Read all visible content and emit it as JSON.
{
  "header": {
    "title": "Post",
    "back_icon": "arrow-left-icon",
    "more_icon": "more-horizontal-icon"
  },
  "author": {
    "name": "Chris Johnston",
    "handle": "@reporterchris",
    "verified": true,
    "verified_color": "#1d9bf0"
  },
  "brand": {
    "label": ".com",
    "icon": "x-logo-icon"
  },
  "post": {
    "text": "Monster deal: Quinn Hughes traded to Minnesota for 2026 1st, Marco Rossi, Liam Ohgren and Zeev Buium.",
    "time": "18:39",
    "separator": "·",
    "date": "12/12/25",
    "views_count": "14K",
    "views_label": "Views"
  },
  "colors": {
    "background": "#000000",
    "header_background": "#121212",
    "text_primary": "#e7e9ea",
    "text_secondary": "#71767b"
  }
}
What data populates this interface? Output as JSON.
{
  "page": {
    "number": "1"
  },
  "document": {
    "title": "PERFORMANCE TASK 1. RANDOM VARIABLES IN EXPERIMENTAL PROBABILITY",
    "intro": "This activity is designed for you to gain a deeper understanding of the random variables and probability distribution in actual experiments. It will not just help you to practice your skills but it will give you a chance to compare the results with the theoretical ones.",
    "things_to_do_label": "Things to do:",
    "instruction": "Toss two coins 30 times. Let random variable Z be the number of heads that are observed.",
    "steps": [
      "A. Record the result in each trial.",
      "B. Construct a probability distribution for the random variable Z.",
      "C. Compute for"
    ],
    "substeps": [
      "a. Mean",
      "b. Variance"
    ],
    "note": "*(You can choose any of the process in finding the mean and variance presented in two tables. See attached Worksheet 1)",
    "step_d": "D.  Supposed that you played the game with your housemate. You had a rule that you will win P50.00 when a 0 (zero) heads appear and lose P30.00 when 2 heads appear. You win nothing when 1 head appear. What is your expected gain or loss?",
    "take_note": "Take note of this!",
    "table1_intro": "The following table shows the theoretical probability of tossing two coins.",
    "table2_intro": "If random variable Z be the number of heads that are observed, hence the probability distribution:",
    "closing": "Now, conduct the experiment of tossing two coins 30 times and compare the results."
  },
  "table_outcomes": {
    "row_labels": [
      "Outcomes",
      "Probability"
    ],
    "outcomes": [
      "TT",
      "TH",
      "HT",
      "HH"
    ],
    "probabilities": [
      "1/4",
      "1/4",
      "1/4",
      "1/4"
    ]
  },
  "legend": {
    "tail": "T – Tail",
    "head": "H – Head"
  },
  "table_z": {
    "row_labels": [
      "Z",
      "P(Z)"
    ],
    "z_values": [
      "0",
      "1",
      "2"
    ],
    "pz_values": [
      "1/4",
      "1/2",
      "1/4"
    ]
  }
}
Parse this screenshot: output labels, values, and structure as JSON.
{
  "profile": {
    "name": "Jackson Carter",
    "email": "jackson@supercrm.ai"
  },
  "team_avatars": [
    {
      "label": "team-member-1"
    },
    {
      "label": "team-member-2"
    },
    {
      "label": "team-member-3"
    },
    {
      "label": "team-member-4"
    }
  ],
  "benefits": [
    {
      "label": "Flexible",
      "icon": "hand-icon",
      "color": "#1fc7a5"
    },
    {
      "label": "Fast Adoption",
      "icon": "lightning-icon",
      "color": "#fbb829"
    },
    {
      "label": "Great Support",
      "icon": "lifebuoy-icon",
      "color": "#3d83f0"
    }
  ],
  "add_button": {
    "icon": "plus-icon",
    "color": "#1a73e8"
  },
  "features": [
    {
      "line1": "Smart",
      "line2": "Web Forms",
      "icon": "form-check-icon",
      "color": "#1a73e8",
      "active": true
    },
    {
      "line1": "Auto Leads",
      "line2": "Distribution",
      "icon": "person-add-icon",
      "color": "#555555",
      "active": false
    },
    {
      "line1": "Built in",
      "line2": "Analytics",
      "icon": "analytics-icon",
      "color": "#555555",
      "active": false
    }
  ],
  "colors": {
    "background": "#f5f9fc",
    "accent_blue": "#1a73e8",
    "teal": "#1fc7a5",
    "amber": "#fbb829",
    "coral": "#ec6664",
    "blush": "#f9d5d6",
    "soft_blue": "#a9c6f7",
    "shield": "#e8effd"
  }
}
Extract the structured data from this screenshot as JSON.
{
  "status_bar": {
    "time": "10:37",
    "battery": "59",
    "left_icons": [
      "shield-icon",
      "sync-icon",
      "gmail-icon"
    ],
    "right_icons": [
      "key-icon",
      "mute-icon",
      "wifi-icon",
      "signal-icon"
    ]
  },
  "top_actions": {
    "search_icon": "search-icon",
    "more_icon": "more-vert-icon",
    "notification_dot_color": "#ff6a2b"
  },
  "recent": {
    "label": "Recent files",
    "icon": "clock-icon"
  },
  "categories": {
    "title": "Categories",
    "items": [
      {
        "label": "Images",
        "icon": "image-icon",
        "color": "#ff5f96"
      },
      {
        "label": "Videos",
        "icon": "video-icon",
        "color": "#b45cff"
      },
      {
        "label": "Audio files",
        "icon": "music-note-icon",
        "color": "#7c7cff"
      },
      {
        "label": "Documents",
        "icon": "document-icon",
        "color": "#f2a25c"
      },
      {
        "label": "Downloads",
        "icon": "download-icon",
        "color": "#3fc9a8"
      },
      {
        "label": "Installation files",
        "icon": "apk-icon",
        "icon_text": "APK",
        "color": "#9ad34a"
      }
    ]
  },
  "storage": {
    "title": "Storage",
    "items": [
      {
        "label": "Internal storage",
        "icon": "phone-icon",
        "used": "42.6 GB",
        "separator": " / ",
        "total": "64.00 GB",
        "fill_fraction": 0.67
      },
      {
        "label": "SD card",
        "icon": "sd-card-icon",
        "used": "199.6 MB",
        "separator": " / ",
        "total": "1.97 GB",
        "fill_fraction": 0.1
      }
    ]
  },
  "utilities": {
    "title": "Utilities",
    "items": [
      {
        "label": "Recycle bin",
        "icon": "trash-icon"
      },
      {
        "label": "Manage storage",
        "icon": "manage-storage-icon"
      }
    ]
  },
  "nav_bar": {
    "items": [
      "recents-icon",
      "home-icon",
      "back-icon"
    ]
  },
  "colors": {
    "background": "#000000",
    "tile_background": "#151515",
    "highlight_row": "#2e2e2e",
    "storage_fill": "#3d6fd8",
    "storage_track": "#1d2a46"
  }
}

--

STATED TASK: Set out the complete listing exactly as shown.

COMPLETE ANSWER:
Read all visible content and emit it as JSON.
{
  "header": {
    "title": "Post",
    "back_icon": "arrow-left-icon",
    "more_icon": "more-horizontal-icon"
  },
  "author": {
    "name": "Chris Johnston",
    "handle": "@reporterchris",
    "verified": true,
    "verified_color": "#1d9bf0"
  },
  "brand": {
    "label": ".com",
    "icon": "x-logo-icon"
  },
  "post": {
    "text": "Monster deal: Quinn Hughes traded to Minnesota for 2026 1st, Marco Rossi, Liam Ohgren and Zeev Buium.",
    "time": "18:39",
    "separator": "·",
    "date": "12/12/25",
    "views_count": "14K",
    "views_label": "Views"
  },
  "colors": {
    "background": "#000000",
    "header_background": "#121212",
    "text_primary": "#e7e9ea",
    "text_secondary": "#71767b"
  }
}
What data populates this interface? Output as JSON.
{
  "page": {
    "number": "1"
  },
  "document": {
    "title": "PERFORMANCE TASK 1. RANDOM VARIABLES IN EXPERIMENTAL PROBABILITY",
    "intro": "This activity is designed for you to gain a deeper understanding of the random variables and probability distribution in actual experiments. It will not just help you to practice your skills but it will give you a chance to compare the results with the theoretical ones.",
    "things_to_do_label": "Things to do:",
    "instruction": "Toss two coins 30 times. Let random variable Z be the number of heads that are observed.",
    "steps": [
      "A. Record the result in each trial.",
      "B. Construct a probability distribution for the random variable Z.",
      "C. Compute for"
    ],
    "substeps": [
      "a. Mean",
      "b. Variance"
    ],
    "note": "*(You can choose any of the process in finding the mean and variance presented in two tables. See attached Worksheet 1)",
    "step_d": "D.  Supposed that you played the game with your housemate. You had a rule that you will win P50.00 when a 0 (zero) heads appear and lose P30.00 when 2 heads appear. You win nothing when 1 head appear. What is your expected gain or loss?",
    "take_note": "Take note of this!",
    "table1_intro": "The following table shows the theoretical probability of tossing two coins.",
    "table2_intro": "If random variable Z be the number of heads that are observed, hence the probability distribution:",
    "closing": "Now, conduct the experiment of tossing two coins 30 times and compare the results."
  },
  "table_outcomes": {
    "row_labels": [
      "Outcomes",
      "Probability"
    ],
    "outcomes": [
      "TT",
      "TH",
      "HT",
      "HH"
    ],
    "probabilities": [
      "1/4",
      "1/4",
      "1/4",
      "1/4"
    ]
  },
  "legend": {
    "tail": "T – Tail",
    "head": "H – Head"
  },
  "table_z": {
    "row_labels": [
      "Z",
      "P(Z)"
    ],
    "z_values": [
      "0",
      "1",
      "2"
    ],
    "pz_values": [
      "1/4",
      "1/2",
      "1/4"
    ]
  }
}
Parse this screenshot: output labels, values, and structure as JSON.
{
  "profile": {
    "name": "Jackson Carter",
    "email": "jackson@supercrm.ai"
  },
  "team_avatars": [
    {
      "label": "team-member-1"
    },
    {
      "label": "team-member-2"
    },
    {
      "label": "team-member-3"
    },
    {
      "label": "team-member-4"
    }
  ],
  "benefits": [
    {
      "label": "Flexible",
      "icon": "hand-icon",
      "color": "#1fc7a5"
    },
    {
      "label": "Fast Adoption",
      "icon": "lightning-icon",
      "color": "#fbb829"
    },
    {
      "label": "Great Support",
      "icon": "lifebuoy-icon",
      "color": "#3d83f0"
    }
  ],
  "add_button": {
    "icon": "plus-icon",
    "color": "#1a73e8"
  },
  "features": [
    {
      "line1": "Smart",
      "line2": "Web Forms",
      "icon": "form-check-icon",
      "color": "#1a73e8",
      "active": true
    },
    {
      "line1": "Auto Leads",
      "line2": "Distribution",
      "icon": "person-add-icon",
      "color": "#555555",
      "active": false
    },
    {
      "line1": "Built in",
      "line2": "Analytics",
      "icon": "analytics-icon",
      "color": "#555555",
      "active": false
    }
  ],
  "colors": {
    "background": "#f5f9fc",
    "accent_blue": "#1a73e8",
    "teal": "#1fc7a5",
    "amber": "#fbb829",
    "coral": "#ec6664",
    "blush": "#f9d5d6",
    "soft_blue": "#a9c6f7",
    "shield": "#e8effd"
  }
}
Extract the structured data from this screenshot as JSON.
{
  "status_bar": {
    "time": "10:37",
    "battery": "59",
    "left_icons": [
      "shield-icon",
      "sync-icon",
      "gmail-icon"
    ],
    "right_icons": [
      "key-icon",
      "mute-icon",
      "wifi-icon",
      "signal-icon"
    ]
  },
  "top_actions": {
    "search_icon": "search-icon",
    "more_icon": "more-vert-icon",
    "notification_dot_color": "#ff6a2b"
  },
  "recent": {
    "label": "Recent files",
    "icon": "clock-icon"
  },
  "categories": {
    "title": "Categories",
    "items": [
      {
        "label": "Images",
        "icon": "image-icon",
        "color": "#ff5f96"
      },
      {
        "label": "Videos",
        "icon": "video-icon",
        "color": "#b45cff"
      },
      {
        "label": "Audio files",
        "icon": "music-note-icon",
        "color": "#7c7cff"
      },
      {
        "label": "Documents",
        "icon": "document-icon",
        "color": "#f2a25c"
      },
      {
        "label": "Downloads",
        "icon": "download-icon",
        "color": "#3fc9a8"
      },
      {
        "label": "Installation files",
        "icon": "apk-icon",
        "icon_text": "APK",
        "color": "#9ad34a"
      }
    ]
  },
  "storage": {
    "title": "Storage",
    "items": [
      {
        "label": "Internal storage",
        "icon": "phone-icon",
        "used": "42.6 GB",
        "separator": " / ",
        "total": "64.00 GB",
        "fill_fraction": 0.67
      },
      {
        "label": "SD card",
        "icon": "sd-card-icon",
        "used": "199.6 MB",
        "separator": " / ",
        "total": "1.97 GB",
        "fill_fraction": 0.1
      }
    ]
  },
  "utilities": {
    "title": "Utilities",
    "items": [
      {
        "label": "Recycle bin",
        "icon": "trash-icon"
      },
      {
        "label": "Manage storage",
        "icon": "manage-storage-icon"
      }
    ]
  },
  "nav_bar": {
    "items": [
      "recents-icon",
      "home-icon",
      "back-icon"
    ]
  },
  "colors": {
    "background": "#000000",
    "tile_background": "#151515",
    "highlight_row": "#2e2e2e",
    "storage_fill": "#3d6fd8",
    "storage_track": "#1d2a46"
  }
}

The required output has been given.